[Excerpts from a figure dataset]
..............................

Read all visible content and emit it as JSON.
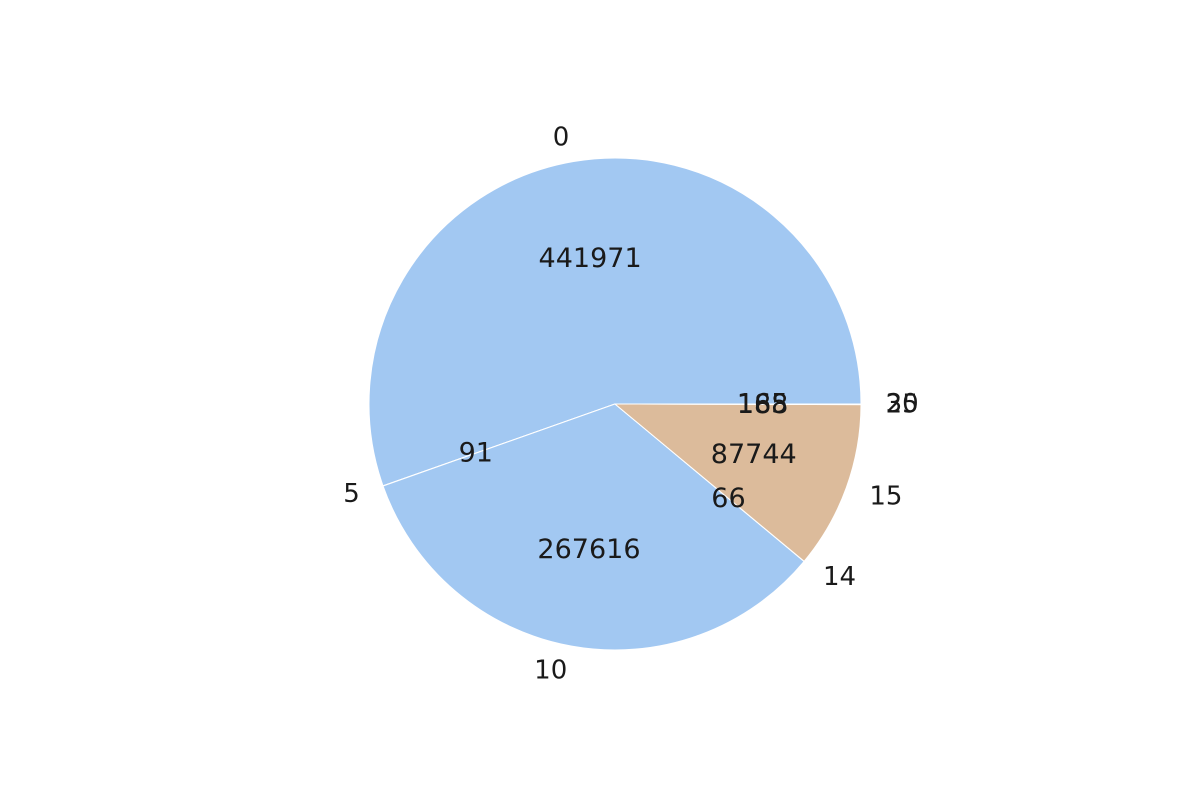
{
  "chart_data": {
    "type": "pie",
    "start_angle_deg": 0,
    "direction": "counterclockwise",
    "legend": "none",
    "slices": [
      {
        "label": "0",
        "value": 441971,
        "value_label": "441971",
        "color": "#a2c8f2"
      },
      {
        "label": "5",
        "value": 91,
        "value_label": "91",
        "color": "#a2c8f2"
      },
      {
        "label": "10",
        "value": 267616,
        "value_label": "267616",
        "color": "#a2c8f2"
      },
      {
        "label": "14",
        "value": 66,
        "value_label": "66",
        "color": "#dcbb9b"
      },
      {
        "label": "15",
        "value": 87744,
        "value_label": "87744",
        "color": "#dcbb9b"
      },
      {
        "label": "25",
        "value": 188,
        "value_label": "188",
        "color": "#dcbb9b"
      },
      {
        "label": "30",
        "value": 165,
        "value_label": "165",
        "color": "#c8c8c8"
      }
    ]
  }
}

..............................

→ EXERCISE AIM:
Please set down each line of the data above exactly as written, without the pictures.

→ EXERCISE SOLUTION:
Read all visible content and emit it as JSON.
{
  "chart_data": {
    "type": "pie",
    "start_angle_deg": 0,
    "direction": "counterclockwise",
    "legend": "none",
    "slices": [
      {
        "label": "0",
        "value": 441971,
        "value_label": "441971",
        "color": "#a2c8f2"
      },
      {
        "label": "5",
        "value": 91,
        "value_label": "91",
        "color": "#a2c8f2"
      },
      {
        "label": "10",
        "value": 267616,
        "value_label": "267616",
        "color": "#a2c8f2"
      },
      {
        "label": "14",
        "value": 66,
        "value_label": "66",
        "color": "#dcbb9b"
      },
      {
        "label": "15",
        "value": 87744,
        "value_label": "87744",
        "color": "#dcbb9b"
      },
      {
        "label": "25",
        "value": 188,
        "value_label": "188",
        "color": "#dcbb9b"
      },
      {
        "label": "30",
        "value": 165,
        "value_label": "165",
        "color": "#c8c8c8"
      }
    ]
  }
}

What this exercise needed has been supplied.